▶ [WHAT YOU HAVE TO DO]:
Repeat each record below exactly as given.

=======

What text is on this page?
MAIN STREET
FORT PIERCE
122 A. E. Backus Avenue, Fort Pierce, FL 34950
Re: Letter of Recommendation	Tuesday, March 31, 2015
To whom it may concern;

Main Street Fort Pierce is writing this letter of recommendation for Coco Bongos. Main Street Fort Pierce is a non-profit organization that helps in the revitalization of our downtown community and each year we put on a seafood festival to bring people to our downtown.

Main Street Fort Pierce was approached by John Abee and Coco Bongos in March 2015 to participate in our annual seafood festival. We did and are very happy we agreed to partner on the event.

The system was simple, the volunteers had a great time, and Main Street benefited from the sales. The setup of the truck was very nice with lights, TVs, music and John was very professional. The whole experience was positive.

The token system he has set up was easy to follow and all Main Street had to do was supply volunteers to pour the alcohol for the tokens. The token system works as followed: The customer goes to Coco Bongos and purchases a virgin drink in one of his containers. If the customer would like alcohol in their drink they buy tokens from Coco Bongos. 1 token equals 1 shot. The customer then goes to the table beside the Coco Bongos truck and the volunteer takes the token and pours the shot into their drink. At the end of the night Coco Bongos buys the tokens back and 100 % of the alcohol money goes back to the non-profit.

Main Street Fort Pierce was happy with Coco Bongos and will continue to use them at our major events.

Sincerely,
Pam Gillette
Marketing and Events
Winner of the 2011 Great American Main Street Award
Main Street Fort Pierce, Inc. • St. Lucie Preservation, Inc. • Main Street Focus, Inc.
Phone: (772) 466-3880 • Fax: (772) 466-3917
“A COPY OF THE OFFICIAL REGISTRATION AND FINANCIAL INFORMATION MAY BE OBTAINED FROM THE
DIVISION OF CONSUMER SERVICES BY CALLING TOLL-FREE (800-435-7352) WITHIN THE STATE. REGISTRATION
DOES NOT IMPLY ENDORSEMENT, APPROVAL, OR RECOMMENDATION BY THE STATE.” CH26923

=======

▶ [RESPONSE FOR THIS EXERCISE]:
What text is on this page?
MAIN STREET
FORT PIERCE
122 A. E. Backus Avenue, Fort Pierce, FL 34950
Re: Letter of Recommendation	Tuesday, March 31, 2015
To whom it may concern;

Main Street Fort Pierce is writing this letter of recommendation for Coco Bongos. Main Street Fort Pierce is a non-profit organization that helps in the revitalization of our downtown community and each year we put on a seafood festival to bring people to our downtown.

Main Street Fort Pierce was approached by John Abee and Coco Bongos in March 2015 to participate in our annual seafood festival. We did and are very happy we agreed to partner on the event.

The system was simple, the volunteers had a great time, and Main Street benefited from the sales. The setup of the truck was very nice with lights, TVs, music and John was very professional. The whole experience was positive.

The token system he has set up was easy to follow and all Main Street had to do was supply volunteers to pour the alcohol for the tokens. The token system works as followed: The customer goes to Coco Bongos and purchases a virgin drink in one of his containers. If the customer would like alcohol in their drink they buy tokens from Coco Bongos. 1 token equals 1 shot. The customer then goes to the table beside the Coco Bongos truck and the volunteer takes the token and pours the shot into their drink. At the end of the night Coco Bongos buys the tokens back and 100 % of the alcohol money goes back to the non-profit.

Main Street Fort Pierce was happy with Coco Bongos and will continue to use them at our major events.

Sincerely,
Pam Gillette
Marketing and Events
Winner of the 2011 Great American Main Street Award
Main Street Fort Pierce, Inc. • St. Lucie Preservation, Inc. • Main Street Focus, Inc.
Phone: (772) 466-3880 • Fax: (772) 466-3917
“A COPY OF THE OFFICIAL REGISTRATION AND FINANCIAL INFORMATION MAY BE OBTAINED FROM THE
DIVISION OF CONSUMER SERVICES BY CALLING TOLL-FREE (800-435-7352) WITHIN THE STATE. REGISTRATION
DOES NOT IMPLY ENDORSEMENT, APPROVAL, OR RECOMMENDATION BY THE STATE.” CH26923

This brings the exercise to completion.